[Records from a collection]
'''

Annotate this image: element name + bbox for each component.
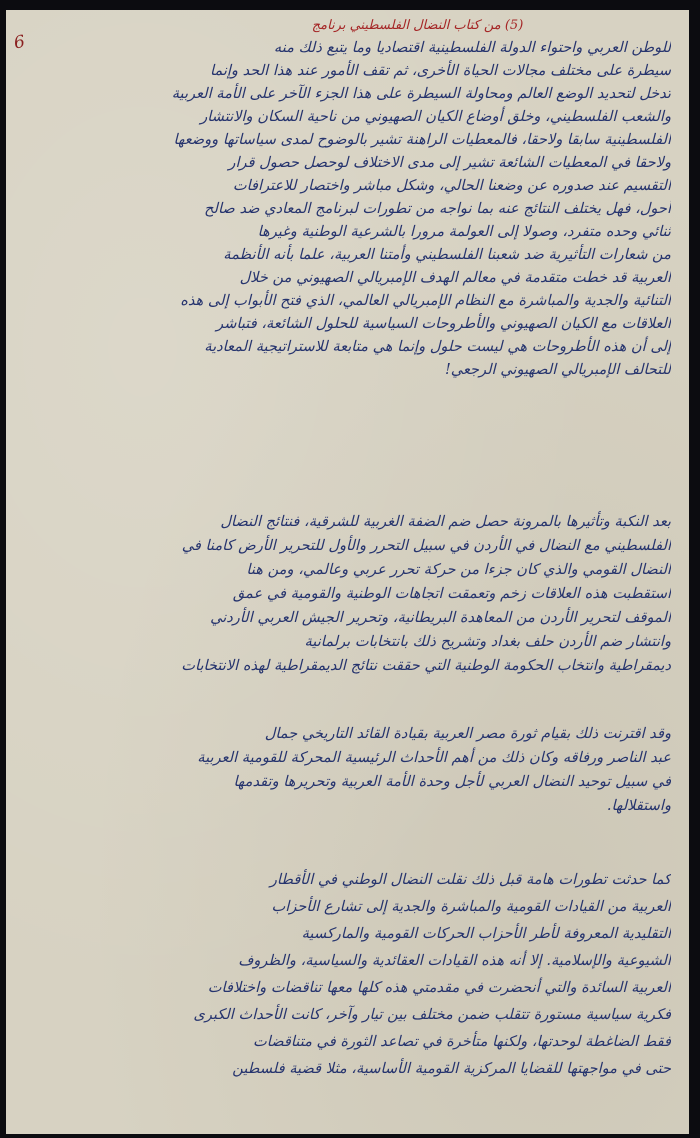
text-line: النضال القومي والذي كان جزءا من حركة تحرر عربي وعالمي، ومن هنا [246,561,671,578]
text-line: واستقلالها. [606,797,671,814]
text-line: العربية السائدة والتي أنحضرت في مقدمتي هذه كلها معها تناقضات واختلافات [207,979,671,996]
text-line: التنائية والجدية والمباشرة مع النظام الإمبريالي العالمي، الذي فتح الأبواب إلى هذه [180,292,671,309]
text-line: العربية قد خطت متقدمة في معالم الهدف الإمبريالي الصهيوني من خلال [239,269,671,286]
manuscript-page [6,10,689,1134]
paragraph-2 [32,510,671,678]
paragraph-3 [32,722,671,818]
text-line: فكرية سياسية مستورة تتقلب ضمن مختلف بين تيار وآخر، كانت الأحداث الكبرى [193,1006,671,1023]
text-line: حتى في مواجهتها للقضايا المركزية القومية الأساسية، مثلا قضية فلسطين [232,1060,671,1077]
text-line: للوطن العربي واحتواء الدولة الفلسطينية اقتصاديا وما يتبع ذلك منه [273,39,671,56]
text-line: العربية من القيادات القومية والمباشرة والجدية إلى تشارع الأحزاب [271,898,671,915]
text-line: في سبيل توحيد النضال العربي لأجل وحدة الأمة العربية وتحريرها وتقدمها [233,773,671,790]
text-line: فقط الضاغطة لوحدتها، ولكنها متأخرة في تصاعد الثورة في متناقضات [253,1033,671,1050]
text-line: للتحالف الإمبريالي الصهيوني الرجعي! [444,361,671,378]
text-line: استقطبت هذه العلاقات زخم وتعمقت اتجاهات الوطنية والقومية في عمق [232,585,671,602]
page-number: 6 [12,31,27,54]
text-line: ثنائي وحده متفرد، وصولا إلى العولمة مرورا بالشرعية الوطنية وغيرها [257,223,671,240]
text-line: ولاحقا في المعطيات الشائعة تشير إلى مدى الاختلاف لوحصل حصول قرار [228,154,671,171]
text-line: إلى أن هذه الأطروحات هي ليست حلول وإنما هي متابعة للاستراتيجية المعادية [204,338,671,355]
page-header: (5) من كتاب النضال الفلسطيني برنامج [311,18,524,33]
text-line: كما حدثت تطورات هامة قبل ذلك نقلت النضال الوطني في الأقطار [269,871,671,888]
text-line: وانتشار ضم الأردن حلف بغداد وتشريح ذلك بانتخابات برلمانية [304,633,671,650]
text-line: وقد اقترنت ذلك بقيام ثورة مصر العربية بقيادة القائد التاريخي جمال [264,725,671,742]
text-line: عبد الناصر ورفاقه وكان ذلك من أهم الأحداث الرئيسية المحركة للقومية العربية [197,749,671,766]
text-line: التقليدية المعروفة لأطر الأحزاب الحركات القومية والماركسية [301,925,671,942]
text-line: العلاقات مع الكيان الصهيوني والأطروحات السياسية للحلول الشائعة، فتباشر [216,315,671,332]
paragraph-1 [32,36,671,381]
text-line: والشعب الفلسطيني، وخلق أوضاع الكيان الصهيوني من ناحية السكان والانتشار [200,108,671,125]
text-line: بعد النكبة وتأثيرها بالمرونة حصل ضم الضفة الغربية للشرقية، فنتائج النضال [220,513,671,530]
text-line: التقسيم عند صدوره عن وضعنا الحالي، وشكل مباشر واختصار للاعترافات [232,177,671,194]
text-line: أحول، فهل يختلف النتائج عنه بما نواجه من تطورات لبرنامج المعادي ضد صالح [204,200,671,217]
text-line: تدخل لتحديد الوضع العالم ومحاولة السيطرة على هذا الجزء الآخر على الأمة العربية [171,85,671,102]
text-line: ديمقراطية وانتخاب الحكومة الوطنية التي حققت نتائج الديمقراطية لهذه الانتخابات [181,657,671,674]
text-line: الفلسطينية سابقا ولاحقا، فالمعطيات الراهنة تشير بالوضوح لمدى سياساتها ووضعها [173,131,671,148]
text-line: سيطرة على مختلف مجالات الحياة الأخرى، ثم تقف الأمور عند هذا الحد وإنما [209,62,671,79]
text-line: من شعارات التأثيرية ضد شعبنا الفلسطيني وأمتنا العربية، علما بأنه الأنظمة [223,246,671,263]
text-line: الشيوعية والإسلامية. إلا أنه هذه القيادات العقائدية والسياسية، والظروف [238,952,671,969]
paragraph-4 [32,866,671,1082]
text-line: الفلسطيني مع النضال في الأردن في سبيل التحرر والأول للتحرير الأرض كامنا في [181,537,671,554]
text-line: الموقف لتحرير الأردن من المعاهدة البريطانية، وتحرير الجيش العربي الأردني [210,609,671,626]
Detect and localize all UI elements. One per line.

'''

Rewrite the entries above with every instance of "text-line" replaced by "line-of-text" and everything else left unchanged. Omit the pictures from your answer.

Annotate this image: element name + bbox for each component.
line-of-text: النضال القومي والذي كان جزءا من حركة تحرر عربي وعالمي، ومن هنا [246,561,671,578]
line-of-text: واستقلالها. [606,797,671,814]
line-of-text: العربية السائدة والتي أنحضرت في مقدمتي هذه كلها معها تناقضات واختلافات [207,979,671,996]
line-of-text: التنائية والجدية والمباشرة مع النظام الإمبريالي العالمي، الذي فتح الأبواب إلى هذه [180,292,671,309]
line-of-text: العربية قد خطت متقدمة في معالم الهدف الإمبريالي الصهيوني من خلال [239,269,671,286]
manuscript-page [6,10,689,1134]
paragraph-2 [32,510,671,678]
paragraph-3 [32,722,671,818]
line-of-text: فكرية سياسية مستورة تتقلب ضمن مختلف بين تيار وآخر، كانت الأحداث الكبرى [193,1006,671,1023]
line-of-text: حتى في مواجهتها للقضايا المركزية القومية الأساسية، مثلا قضية فلسطين [232,1060,671,1077]
line-of-text: للوطن العربي واحتواء الدولة الفلسطينية اقتصاديا وما يتبع ذلك منه [273,39,671,56]
line-of-text: العربية من القيادات القومية والمباشرة والجدية إلى تشارع الأحزاب [271,898,671,915]
line-of-text: في سبيل توحيد النضال العربي لأجل وحدة الأمة العربية وتحريرها وتقدمها [233,773,671,790]
line-of-text: فقط الضاغطة لوحدتها، ولكنها متأخرة في تصاعد الثورة في متناقضات [253,1033,671,1050]
line-of-text: للتحالف الإمبريالي الصهيوني الرجعي! [444,361,671,378]
line-of-text: استقطبت هذه العلاقات زخم وتعمقت اتجاهات الوطنية والقومية في عمق [232,585,671,602]
page-number: 6 [12,31,27,54]
line-of-text: ثنائي وحده متفرد، وصولا إلى العولمة مرورا بالشرعية الوطنية وغيرها [257,223,671,240]
line-of-text: ولاحقا في المعطيات الشائعة تشير إلى مدى الاختلاف لوحصل حصول قرار [228,154,671,171]
line-of-text: إلى أن هذه الأطروحات هي ليست حلول وإنما هي متابعة للاستراتيجية المعادية [204,338,671,355]
page-header: (5) من كتاب النضال الفلسطيني برنامج [311,18,524,33]
line-of-text: كما حدثت تطورات هامة قبل ذلك نقلت النضال الوطني في الأقطار [269,871,671,888]
line-of-text: وانتشار ضم الأردن حلف بغداد وتشريح ذلك بانتخابات برلمانية [304,633,671,650]
line-of-text: وقد اقترنت ذلك بقيام ثورة مصر العربية بقيادة القائد التاريخي جمال [264,725,671,742]
line-of-text: عبد الناصر ورفاقه وكان ذلك من أهم الأحداث الرئيسية المحركة للقومية العربية [197,749,671,766]
line-of-text: التقليدية المعروفة لأطر الأحزاب الحركات القومية والماركسية [301,925,671,942]
line-of-text: العلاقات مع الكيان الصهيوني والأطروحات السياسية للحلول الشائعة، فتباشر [216,315,671,332]
paragraph-1 [32,36,671,381]
line-of-text: والشعب الفلسطيني، وخلق أوضاع الكيان الصهيوني من ناحية السكان والانتشار [200,108,671,125]
line-of-text: بعد النكبة وتأثيرها بالمرونة حصل ضم الضفة الغربية للشرقية، فنتائج النضال [220,513,671,530]
line-of-text: التقسيم عند صدوره عن وضعنا الحالي، وشكل مباشر واختصار للاعترافات [232,177,671,194]
line-of-text: أحول، فهل يختلف النتائج عنه بما نواجه من تطورات لبرنامج المعادي ضد صالح [204,200,671,217]
line-of-text: تدخل لتحديد الوضع العالم ومحاولة السيطرة على هذا الجزء الآخر على الأمة العربية [171,85,671,102]
line-of-text: ديمقراطية وانتخاب الحكومة الوطنية التي حققت نتائج الديمقراطية لهذه الانتخابات [181,657,671,674]
line-of-text: الفلسطينية سابقا ولاحقا، فالمعطيات الراهنة تشير بالوضوح لمدى سياساتها ووضعها [173,131,671,148]
line-of-text: سيطرة على مختلف مجالات الحياة الأخرى، ثم تقف الأمور عند هذا الحد وإنما [209,62,671,79]
line-of-text: من شعارات التأثيرية ضد شعبنا الفلسطيني وأمتنا العربية، علما بأنه الأنظمة [223,246,671,263]
line-of-text: الشيوعية والإسلامية. إلا أنه هذه القيادات العقائدية والسياسية، والظروف [238,952,671,969]
paragraph-4 [32,866,671,1082]
line-of-text: الفلسطيني مع النضال في الأردن في سبيل التحرر والأول للتحرير الأرض كامنا في [181,537,671,554]
line-of-text: الموقف لتحرير الأردن من المعاهدة البريطانية، وتحرير الجيش العربي الأردني [210,609,671,626]
Detect and localize all UI elements. One per line.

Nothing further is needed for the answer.